* _WHAT YOU WILL DO_
The listing beneath should be written out in full, exactly as shown.

* _RECORDS FOR THE EXERCISE_
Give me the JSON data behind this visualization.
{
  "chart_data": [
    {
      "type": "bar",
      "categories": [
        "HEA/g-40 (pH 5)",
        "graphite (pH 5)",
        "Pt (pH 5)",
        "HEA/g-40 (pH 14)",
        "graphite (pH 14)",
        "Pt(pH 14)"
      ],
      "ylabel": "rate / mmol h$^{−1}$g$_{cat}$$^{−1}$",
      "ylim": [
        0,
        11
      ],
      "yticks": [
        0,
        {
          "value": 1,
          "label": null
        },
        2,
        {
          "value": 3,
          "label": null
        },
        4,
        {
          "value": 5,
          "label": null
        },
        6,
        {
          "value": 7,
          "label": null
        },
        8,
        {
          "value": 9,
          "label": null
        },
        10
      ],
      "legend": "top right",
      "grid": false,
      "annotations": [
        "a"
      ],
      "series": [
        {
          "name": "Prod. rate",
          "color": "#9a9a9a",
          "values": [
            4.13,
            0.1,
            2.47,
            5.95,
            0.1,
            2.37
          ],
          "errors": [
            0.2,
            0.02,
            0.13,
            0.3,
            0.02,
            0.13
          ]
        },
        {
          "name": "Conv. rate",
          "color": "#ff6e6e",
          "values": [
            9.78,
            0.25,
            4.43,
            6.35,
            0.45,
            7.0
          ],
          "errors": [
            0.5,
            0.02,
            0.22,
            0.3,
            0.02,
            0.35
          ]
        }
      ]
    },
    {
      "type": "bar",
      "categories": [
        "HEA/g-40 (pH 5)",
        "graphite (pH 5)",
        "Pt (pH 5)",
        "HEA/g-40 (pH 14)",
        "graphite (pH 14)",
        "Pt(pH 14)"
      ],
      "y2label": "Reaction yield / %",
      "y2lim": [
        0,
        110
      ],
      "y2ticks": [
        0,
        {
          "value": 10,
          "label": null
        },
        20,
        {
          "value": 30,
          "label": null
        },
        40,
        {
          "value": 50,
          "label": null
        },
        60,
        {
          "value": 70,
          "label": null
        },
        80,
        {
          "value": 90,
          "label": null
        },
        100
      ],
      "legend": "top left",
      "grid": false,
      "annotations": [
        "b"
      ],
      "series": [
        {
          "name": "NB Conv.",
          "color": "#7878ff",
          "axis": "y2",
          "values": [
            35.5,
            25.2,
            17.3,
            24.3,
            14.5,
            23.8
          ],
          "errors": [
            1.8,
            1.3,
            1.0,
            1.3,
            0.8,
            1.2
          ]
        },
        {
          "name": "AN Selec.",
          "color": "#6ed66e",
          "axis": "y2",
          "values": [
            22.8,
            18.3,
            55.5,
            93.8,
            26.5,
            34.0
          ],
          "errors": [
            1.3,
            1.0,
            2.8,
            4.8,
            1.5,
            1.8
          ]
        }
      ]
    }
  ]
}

* _TASK OUTPUT_
Give me the JSON data behind this visualization.
{
  "chart_data": [
    {
      "type": "bar",
      "categories": [
        "HEA/g-40 (pH 5)",
        "graphite (pH 5)",
        "Pt (pH 5)",
        "HEA/g-40 (pH 14)",
        "graphite (pH 14)",
        "Pt(pH 14)"
      ],
      "ylabel": "rate / mmol h$^{−1}$g$_{cat}$$^{−1}$",
      "ylim": [
        0,
        11
      ],
      "yticks": [
        0,
        {
          "value": 1,
          "label": null
        },
        2,
        {
          "value": 3,
          "label": null
        },
        4,
        {
          "value": 5,
          "label": null
        },
        6,
        {
          "value": 7,
          "label": null
        },
        8,
        {
          "value": 9,
          "label": null
        },
        10
      ],
      "legend": "top right",
      "grid": false,
      "annotations": [
        "a"
      ],
      "series": [
        {
          "name": "Prod. rate",
          "color": "#9a9a9a",
          "values": [
            4.13,
            0.1,
            2.47,
            5.95,
            0.1,
            2.37
          ],
          "errors": [
            0.2,
            0.02,
            0.13,
            0.3,
            0.02,
            0.13
          ]
        },
        {
          "name": "Conv. rate",
          "color": "#ff6e6e",
          "values": [
            9.78,
            0.25,
            4.43,
            6.35,
            0.45,
            7.0
          ],
          "errors": [
            0.5,
            0.02,
            0.22,
            0.3,
            0.02,
            0.35
          ]
        }
      ]
    },
    {
      "type": "bar",
      "categories": [
        "HEA/g-40 (pH 5)",
        "graphite (pH 5)",
        "Pt (pH 5)",
        "HEA/g-40 (pH 14)",
        "graphite (pH 14)",
        "Pt(pH 14)"
      ],
      "y2label": "Reaction yield / %",
      "y2lim": [
        0,
        110
      ],
      "y2ticks": [
        0,
        {
          "value": 10,
          "label": null
        },
        20,
        {
          "value": 30,
          "label": null
        },
        40,
        {
          "value": 50,
          "label": null
        },
        60,
        {
          "value": 70,
          "label": null
        },
        80,
        {
          "value": 90,
          "label": null
        },
        100
      ],
      "legend": "top left",
      "grid": false,
      "annotations": [
        "b"
      ],
      "series": [
        {
          "name": "NB Conv.",
          "color": "#7878ff",
          "axis": "y2",
          "values": [
            35.5,
            25.2,
            17.3,
            24.3,
            14.5,
            23.8
          ],
          "errors": [
            1.8,
            1.3,
            1.0,
            1.3,
            0.8,
            1.2
          ]
        },
        {
          "name": "AN Selec.",
          "color": "#6ed66e",
          "axis": "y2",
          "values": [
            22.8,
            18.3,
            55.5,
            93.8,
            26.5,
            34.0
          ],
          "errors": [
            1.3,
            1.0,
            2.8,
            4.8,
            1.5,
            1.8
          ]
        }
      ]
    }
  ]
}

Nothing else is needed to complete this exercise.